§ **Set task**:
Please give the data below again in full, exactly as it stands.

§ **Stored data**:

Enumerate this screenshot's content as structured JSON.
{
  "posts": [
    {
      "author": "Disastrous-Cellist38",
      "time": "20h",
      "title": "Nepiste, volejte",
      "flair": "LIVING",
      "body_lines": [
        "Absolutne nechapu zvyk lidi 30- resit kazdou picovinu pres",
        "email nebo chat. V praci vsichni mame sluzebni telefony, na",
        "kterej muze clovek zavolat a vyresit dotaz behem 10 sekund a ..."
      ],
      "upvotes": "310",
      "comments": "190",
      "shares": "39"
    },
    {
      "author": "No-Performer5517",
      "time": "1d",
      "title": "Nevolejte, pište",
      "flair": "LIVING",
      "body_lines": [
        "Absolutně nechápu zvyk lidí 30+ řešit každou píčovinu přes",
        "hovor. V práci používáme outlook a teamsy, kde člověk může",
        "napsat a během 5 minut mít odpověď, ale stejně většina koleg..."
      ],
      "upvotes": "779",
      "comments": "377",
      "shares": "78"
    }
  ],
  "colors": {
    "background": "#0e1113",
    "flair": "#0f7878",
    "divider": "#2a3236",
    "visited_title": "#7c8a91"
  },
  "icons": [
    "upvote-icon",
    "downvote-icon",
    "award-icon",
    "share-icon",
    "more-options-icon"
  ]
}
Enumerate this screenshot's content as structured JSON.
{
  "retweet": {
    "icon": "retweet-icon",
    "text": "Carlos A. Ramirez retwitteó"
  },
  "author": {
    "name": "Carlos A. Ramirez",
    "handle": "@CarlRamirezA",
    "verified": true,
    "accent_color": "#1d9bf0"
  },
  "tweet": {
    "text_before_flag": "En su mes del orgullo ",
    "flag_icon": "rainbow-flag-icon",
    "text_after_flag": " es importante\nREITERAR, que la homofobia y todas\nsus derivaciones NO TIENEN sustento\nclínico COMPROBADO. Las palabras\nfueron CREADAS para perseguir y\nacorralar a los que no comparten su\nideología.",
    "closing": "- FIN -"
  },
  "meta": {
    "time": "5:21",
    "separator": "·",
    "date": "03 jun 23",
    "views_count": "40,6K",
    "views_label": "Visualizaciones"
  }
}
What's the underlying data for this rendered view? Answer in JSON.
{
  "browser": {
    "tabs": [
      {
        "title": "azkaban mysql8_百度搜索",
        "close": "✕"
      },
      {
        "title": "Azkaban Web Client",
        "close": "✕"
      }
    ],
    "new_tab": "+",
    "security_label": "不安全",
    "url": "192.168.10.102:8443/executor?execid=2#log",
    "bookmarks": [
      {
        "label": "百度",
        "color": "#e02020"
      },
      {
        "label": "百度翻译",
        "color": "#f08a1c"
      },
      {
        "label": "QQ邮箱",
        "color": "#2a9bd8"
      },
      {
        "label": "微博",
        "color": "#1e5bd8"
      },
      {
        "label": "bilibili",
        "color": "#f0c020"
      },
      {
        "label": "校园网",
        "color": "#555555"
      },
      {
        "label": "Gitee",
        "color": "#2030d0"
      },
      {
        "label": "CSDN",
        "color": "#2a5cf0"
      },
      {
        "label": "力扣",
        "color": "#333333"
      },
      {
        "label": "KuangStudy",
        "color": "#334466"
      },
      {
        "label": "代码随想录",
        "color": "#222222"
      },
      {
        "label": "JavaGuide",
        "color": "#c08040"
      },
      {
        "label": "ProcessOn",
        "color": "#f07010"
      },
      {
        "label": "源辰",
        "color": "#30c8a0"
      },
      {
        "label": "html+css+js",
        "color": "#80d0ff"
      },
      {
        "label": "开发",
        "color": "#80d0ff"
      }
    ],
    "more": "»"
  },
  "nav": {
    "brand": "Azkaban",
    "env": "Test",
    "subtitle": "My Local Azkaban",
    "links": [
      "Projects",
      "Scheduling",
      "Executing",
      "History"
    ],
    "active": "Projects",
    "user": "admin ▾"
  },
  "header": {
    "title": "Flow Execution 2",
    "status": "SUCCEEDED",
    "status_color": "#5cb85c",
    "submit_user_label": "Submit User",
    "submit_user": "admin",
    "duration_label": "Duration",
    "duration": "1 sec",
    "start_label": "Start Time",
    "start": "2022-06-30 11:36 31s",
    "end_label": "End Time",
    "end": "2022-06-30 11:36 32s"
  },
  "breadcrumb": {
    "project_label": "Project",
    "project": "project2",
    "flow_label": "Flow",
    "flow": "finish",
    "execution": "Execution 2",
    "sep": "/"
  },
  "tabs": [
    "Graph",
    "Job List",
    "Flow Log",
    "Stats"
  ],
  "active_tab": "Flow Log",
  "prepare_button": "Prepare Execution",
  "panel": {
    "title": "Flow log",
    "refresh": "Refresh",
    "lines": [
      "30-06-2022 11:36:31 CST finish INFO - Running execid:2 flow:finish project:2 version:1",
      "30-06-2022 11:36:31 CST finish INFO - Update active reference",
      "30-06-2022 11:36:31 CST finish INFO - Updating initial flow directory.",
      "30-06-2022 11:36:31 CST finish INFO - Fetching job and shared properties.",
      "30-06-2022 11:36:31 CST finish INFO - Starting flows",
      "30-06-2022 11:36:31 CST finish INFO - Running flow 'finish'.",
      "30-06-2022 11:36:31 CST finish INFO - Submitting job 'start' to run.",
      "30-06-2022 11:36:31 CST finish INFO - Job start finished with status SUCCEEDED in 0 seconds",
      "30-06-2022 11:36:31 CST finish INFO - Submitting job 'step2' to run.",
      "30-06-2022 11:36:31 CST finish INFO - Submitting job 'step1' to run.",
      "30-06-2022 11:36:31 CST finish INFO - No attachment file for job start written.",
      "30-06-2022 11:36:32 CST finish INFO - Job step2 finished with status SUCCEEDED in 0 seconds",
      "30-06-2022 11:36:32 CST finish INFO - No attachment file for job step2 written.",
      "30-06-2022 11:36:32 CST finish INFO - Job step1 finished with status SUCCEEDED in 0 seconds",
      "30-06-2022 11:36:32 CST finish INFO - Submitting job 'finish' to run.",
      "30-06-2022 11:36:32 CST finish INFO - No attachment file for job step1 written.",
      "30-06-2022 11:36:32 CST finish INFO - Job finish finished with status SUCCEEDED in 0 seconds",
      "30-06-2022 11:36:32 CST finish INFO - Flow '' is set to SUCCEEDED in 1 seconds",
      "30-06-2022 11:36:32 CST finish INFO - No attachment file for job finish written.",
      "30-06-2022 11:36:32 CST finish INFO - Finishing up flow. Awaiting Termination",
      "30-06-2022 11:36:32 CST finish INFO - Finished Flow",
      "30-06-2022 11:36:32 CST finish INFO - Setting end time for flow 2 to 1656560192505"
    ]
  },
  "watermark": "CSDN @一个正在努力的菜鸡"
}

§ **Output**:
Enumerate this screenshot's content as structured JSON.
{
  "posts": [
    {
      "author": "Disastrous-Cellist38",
      "time": "20h",
      "title": "Nepiste, volejte",
      "flair": "LIVING",
      "body_lines": [
        "Absolutne nechapu zvyk lidi 30- resit kazdou picovinu pres",
        "email nebo chat. V praci vsichni mame sluzebni telefony, na",
        "kterej muze clovek zavolat a vyresit dotaz behem 10 sekund a ..."
      ],
      "upvotes": "310",
      "comments": "190",
      "shares": "39"
    },
    {
      "author": "No-Performer5517",
      "time": "1d",
      "title": "Nevolejte, pište",
      "flair": "LIVING",
      "body_lines": [
        "Absolutně nechápu zvyk lidí 30+ řešit každou píčovinu přes",
        "hovor. V práci používáme outlook a teamsy, kde člověk může",
        "napsat a během 5 minut mít odpověď, ale stejně většina koleg..."
      ],
      "upvotes": "779",
      "comments": "377",
      "shares": "78"
    }
  ],
  "colors": {
    "background": "#0e1113",
    "flair": "#0f7878",
    "divider": "#2a3236",
    "visited_title": "#7c8a91"
  },
  "icons": [
    "upvote-icon",
    "downvote-icon",
    "award-icon",
    "share-icon",
    "more-options-icon"
  ]
}
Enumerate this screenshot's content as structured JSON.
{
  "retweet": {
    "icon": "retweet-icon",
    "text": "Carlos A. Ramirez retwitteó"
  },
  "author": {
    "name": "Carlos A. Ramirez",
    "handle": "@CarlRamirezA",
    "verified": true,
    "accent_color": "#1d9bf0"
  },
  "tweet": {
    "text_before_flag": "En su mes del orgullo ",
    "flag_icon": "rainbow-flag-icon",
    "text_after_flag": " es importante\nREITERAR, que la homofobia y todas\nsus derivaciones NO TIENEN sustento\nclínico COMPROBADO. Las palabras\nfueron CREADAS para perseguir y\nacorralar a los que no comparten su\nideología.",
    "closing": "- FIN -"
  },
  "meta": {
    "time": "5:21",
    "separator": "·",
    "date": "03 jun 23",
    "views_count": "40,6K",
    "views_label": "Visualizaciones"
  }
}
What's the underlying data for this rendered view? Answer in JSON.
{
  "browser": {
    "tabs": [
      {
        "title": "azkaban mysql8_百度搜索",
        "close": "✕"
      },
      {
        "title": "Azkaban Web Client",
        "close": "✕"
      }
    ],
    "new_tab": "+",
    "security_label": "不安全",
    "url": "192.168.10.102:8443/executor?execid=2#log",
    "bookmarks": [
      {
        "label": "百度",
        "color": "#e02020"
      },
      {
        "label": "百度翻译",
        "color": "#f08a1c"
      },
      {
        "label": "QQ邮箱",
        "color": "#2a9bd8"
      },
      {
        "label": "微博",
        "color": "#1e5bd8"
      },
      {
        "label": "bilibili",
        "color": "#f0c020"
      },
      {
        "label": "校园网",
        "color": "#555555"
      },
      {
        "label": "Gitee",
        "color": "#2030d0"
      },
      {
        "label": "CSDN",
        "color": "#2a5cf0"
      },
      {
        "label": "力扣",
        "color": "#333333"
      },
      {
        "label": "KuangStudy",
        "color": "#334466"
      },
      {
        "label": "代码随想录",
        "color": "#222222"
      },
      {
        "label": "JavaGuide",
        "color": "#c08040"
      },
      {
        "label": "ProcessOn",
        "color": "#f07010"
      },
      {
        "label": "源辰",
        "color": "#30c8a0"
      },
      {
        "label": "html+css+js",
        "color": "#80d0ff"
      },
      {
        "label": "开发",
        "color": "#80d0ff"
      }
    ],
    "more": "»"
  },
  "nav": {
    "brand": "Azkaban",
    "env": "Test",
    "subtitle": "My Local Azkaban",
    "links": [
      "Projects",
      "Scheduling",
      "Executing",
      "History"
    ],
    "active": "Projects",
    "user": "admin ▾"
  },
  "header": {
    "title": "Flow Execution 2",
    "status": "SUCCEEDED",
    "status_color": "#5cb85c",
    "submit_user_label": "Submit User",
    "submit_user": "admin",
    "duration_label": "Duration",
    "duration": "1 sec",
    "start_label": "Start Time",
    "start": "2022-06-30 11:36 31s",
    "end_label": "End Time",
    "end": "2022-06-30 11:36 32s"
  },
  "breadcrumb": {
    "project_label": "Project",
    "project": "project2",
    "flow_label": "Flow",
    "flow": "finish",
    "execution": "Execution 2",
    "sep": "/"
  },
  "tabs": [
    "Graph",
    "Job List",
    "Flow Log",
    "Stats"
  ],
  "active_tab": "Flow Log",
  "prepare_button": "Prepare Execution",
  "panel": {
    "title": "Flow log",
    "refresh": "Refresh",
    "lines": [
      "30-06-2022 11:36:31 CST finish INFO - Running execid:2 flow:finish project:2 version:1",
      "30-06-2022 11:36:31 CST finish INFO - Update active reference",
      "30-06-2022 11:36:31 CST finish INFO - Updating initial flow directory.",
      "30-06-2022 11:36:31 CST finish INFO - Fetching job and shared properties.",
      "30-06-2022 11:36:31 CST finish INFO - Starting flows",
      "30-06-2022 11:36:31 CST finish INFO - Running flow 'finish'.",
      "30-06-2022 11:36:31 CST finish INFO - Submitting job 'start' to run.",
      "30-06-2022 11:36:31 CST finish INFO - Job start finished with status SUCCEEDED in 0 seconds",
      "30-06-2022 11:36:31 CST finish INFO - Submitting job 'step2' to run.",
      "30-06-2022 11:36:31 CST finish INFO - Submitting job 'step1' to run.",
      "30-06-2022 11:36:31 CST finish INFO - No attachment file for job start written.",
      "30-06-2022 11:36:32 CST finish INFO - Job step2 finished with status SUCCEEDED in 0 seconds",
      "30-06-2022 11:36:32 CST finish INFO - No attachment file for job step2 written.",
      "30-06-2022 11:36:32 CST finish INFO - Job step1 finished with status SUCCEEDED in 0 seconds",
      "30-06-2022 11:36:32 CST finish INFO - Submitting job 'finish' to run.",
      "30-06-2022 11:36:32 CST finish INFO - No attachment file for job step1 written.",
      "30-06-2022 11:36:32 CST finish INFO - Job finish finished with status SUCCEEDED in 0 seconds",
      "30-06-2022 11:36:32 CST finish INFO - Flow '' is set to SUCCEEDED in 1 seconds",
      "30-06-2022 11:36:32 CST finish INFO - No attachment file for job finish written.",
      "30-06-2022 11:36:32 CST finish INFO - Finishing up flow. Awaiting Termination",
      "30-06-2022 11:36:32 CST finish INFO - Finished Flow",
      "30-06-2022 11:36:32 CST finish INFO - Setting end time for flow 2 to 1656560192505"
    ]
  },
  "watermark": "CSDN @一个正在努力的菜鸡"
}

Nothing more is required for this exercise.